Leave the pictures out. Return all other data exactly.

Dataset items:
- - - -
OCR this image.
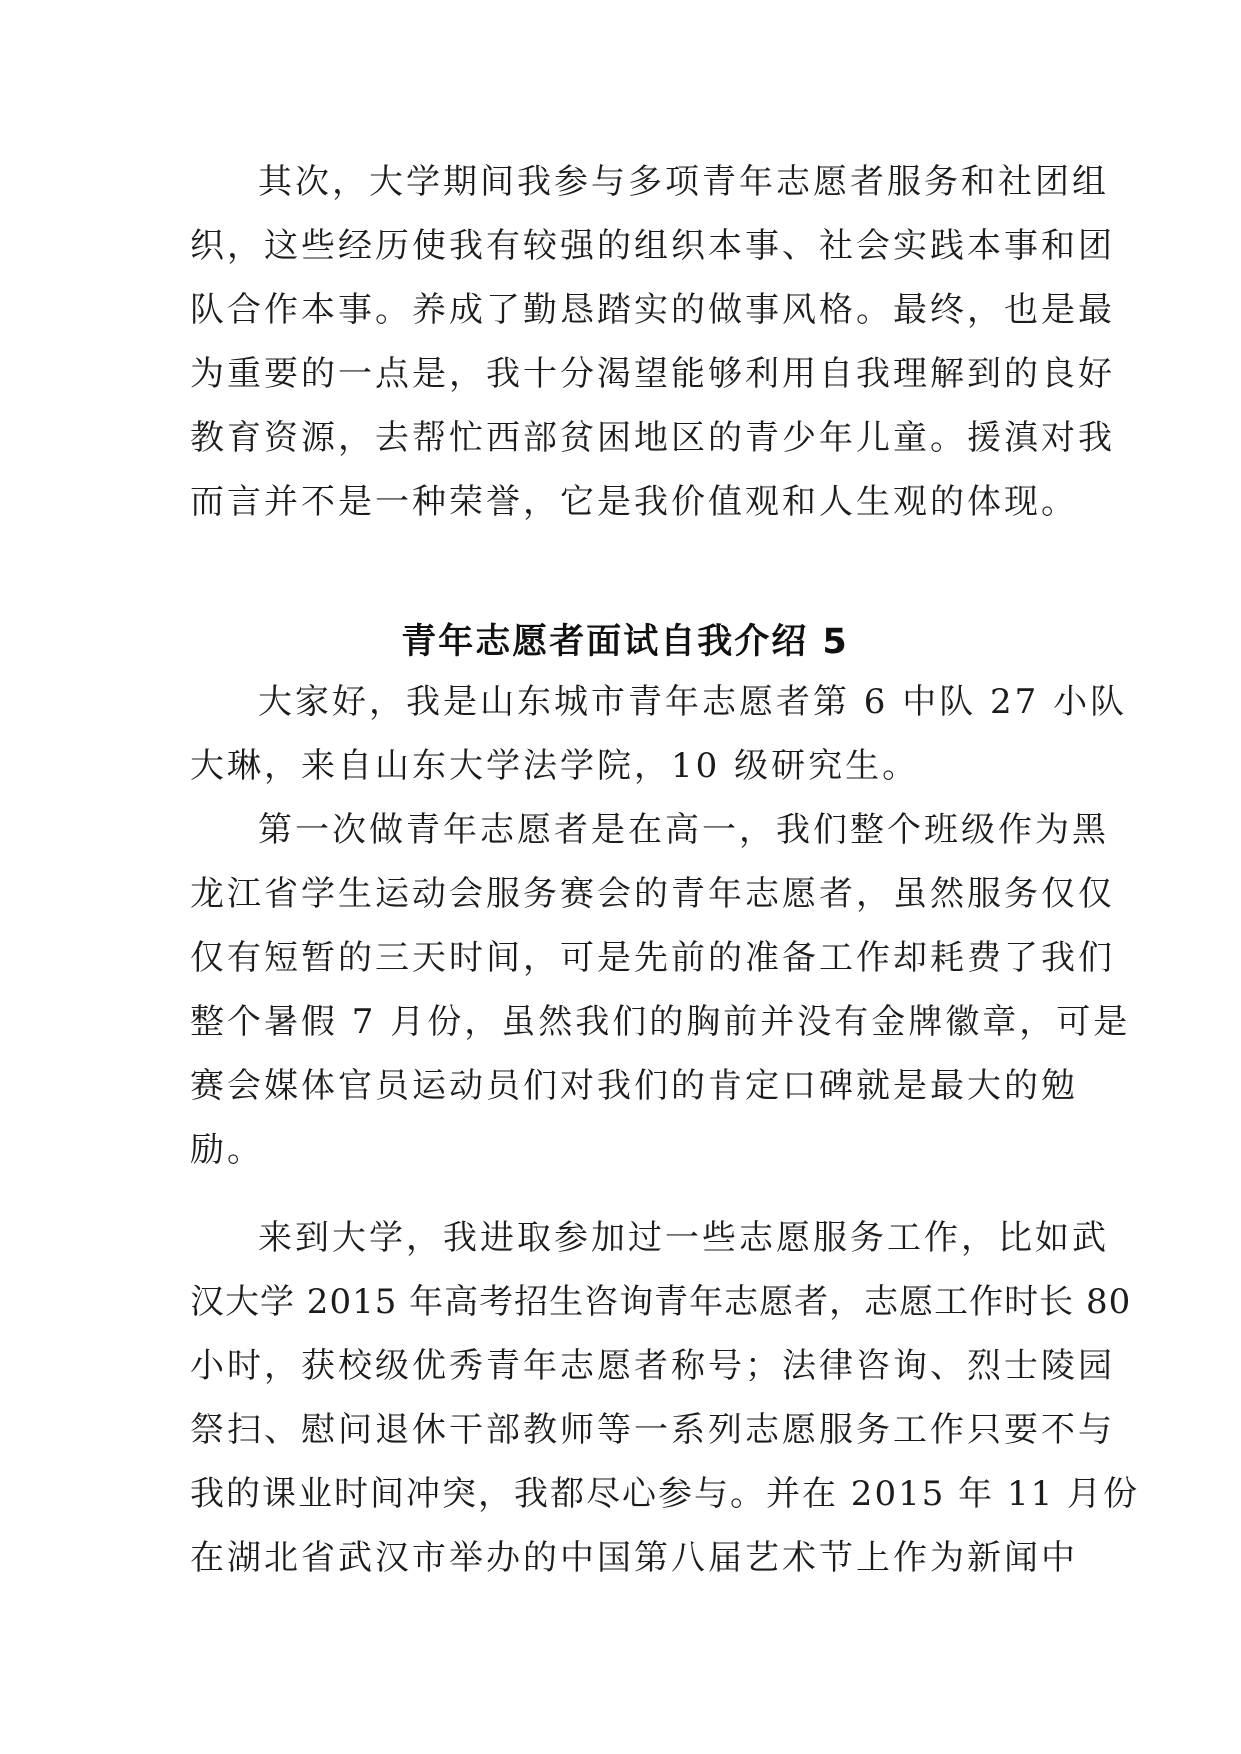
其次，大学期间我参与多项青年志愿者服务和社团组
织，这些经历使我有较强的组织本事、社会实践本事和团
队合作本事。养成了勤恳踏实的做事风格。最终，也是最
为重要的一点是，我十分渴望能够利用自我理解到的良好
教育资源，去帮忙西部贫困地区的青少年儿童。援滇对我
而言并不是一种荣誉，它是我价值观和人生观的体现。
青年志愿者面试自我介绍 5
大家好，我是山东城市青年志愿者第 6 中队 27 小队
大琳，来自山东大学法学院，10 级研究生。
第一次做青年志愿者是在高一，我们整个班级作为黑
龙江省学生运动会服务赛会的青年志愿者，虽然服务仅仅
仅有短暂的三天时间，可是先前的准备工作却耗费了我们
整个暑假 7 月份，虽然我们的胸前并没有金牌徽章，可是
赛会媒体官员运动员们对我们的肯定口碑就是最大的勉
励。
来到大学，我进取参加过一些志愿服务工作，比如武
汉大学 2015 年高考招生咨询青年志愿者，志愿工作时长 80
小时，获校级优秀青年志愿者称号；法律咨询、烈士陵园
祭扫、慰问退休干部教师等一系列志愿服务工作只要不与
我的课业时间冲突，我都尽心参与。并在 2015 年 11 月份
在湖北省武汉市举办的中国第八届艺术节上作为新闻中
- - - -
__Written response__
OCR this image.
其次，大学期间我参与多项青年志愿者服务和社团组
织，这些经历使我有较强的组织本事、社会实践本事和团
队合作本事。养成了勤恳踏实的做事风格。最终，也是最
为重要的一点是，我十分渴望能够利用自我理解到的良好
教育资源，去帮忙西部贫困地区的青少年儿童。援滇对我
而言并不是一种荣誉，它是我价值观和人生观的体现。
青年志愿者面试自我介绍 5
大家好，我是山东城市青年志愿者第 6 中队 27 小队
大琳，来自山东大学法学院，10 级研究生。
第一次做青年志愿者是在高一，我们整个班级作为黑
龙江省学生运动会服务赛会的青年志愿者，虽然服务仅仅
仅有短暂的三天时间，可是先前的准备工作却耗费了我们
整个暑假 7 月份，虽然我们的胸前并没有金牌徽章，可是
赛会媒体官员运动员们对我们的肯定口碑就是最大的勉
励。
来到大学，我进取参加过一些志愿服务工作，比如武
汉大学 2015 年高考招生咨询青年志愿者，志愿工作时长 80
小时，获校级优秀青年志愿者称号；法律咨询、烈士陵园
祭扫、慰问退休干部教师等一系列志愿服务工作只要不与
我的课业时间冲突，我都尽心参与。并在 2015 年 11 月份
在湖北省武汉市举办的中国第八届艺术节上作为新闻中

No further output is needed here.